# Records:
----------
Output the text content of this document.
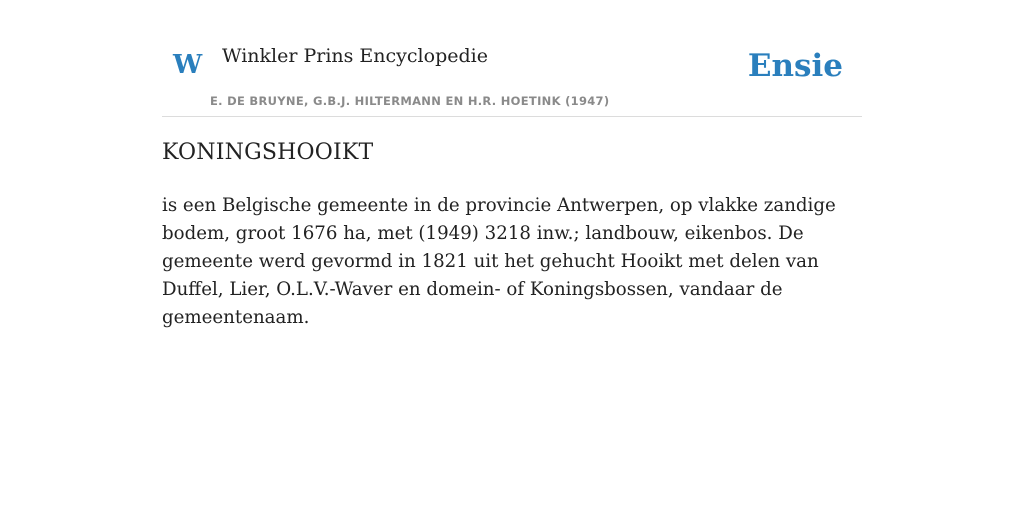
W Winkler Prins Encyclopedie
E. DE BRUYNE, G.B.J. HILTERMANN EN H.R. HOETINK (1947)
Ensie
KONINGSHOOIKT

is een Belgische gemeente in de provincie Antwerpen, op vlakke zandige bodem, groot 1676 ha, met (1949) 3218 inw.; landbouw, eikenbos. De gemeente werd gevormd in 1821 uit het gehucht Hooikt met delen van Duffel, Lier, O.L.V.-Waver en domein- of Koningsbossen, vandaar de gemeentenaam.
----------
# Direction:
Reproduce all of the data exactly; the pictures do not belong in the copy.

# Output of the task:
Output the text content of this document.
W Winkler Prins Encyclopedie
E. DE BRUYNE, G.B.J. HILTERMANN EN H.R. HOETINK (1947)
Ensie
KONINGSHOOIKT

is een Belgische gemeente in de provincie Antwerpen, op vlakke zandige bodem, groot 1676 ha, met (1949) 3218 inw.; landbouw, eikenbos. De gemeente werd gevormd in 1821 uit het gehucht Hooikt met delen van Duffel, Lier, O.L.V.-Waver en domein- of Koningsbossen, vandaar de gemeentenaam.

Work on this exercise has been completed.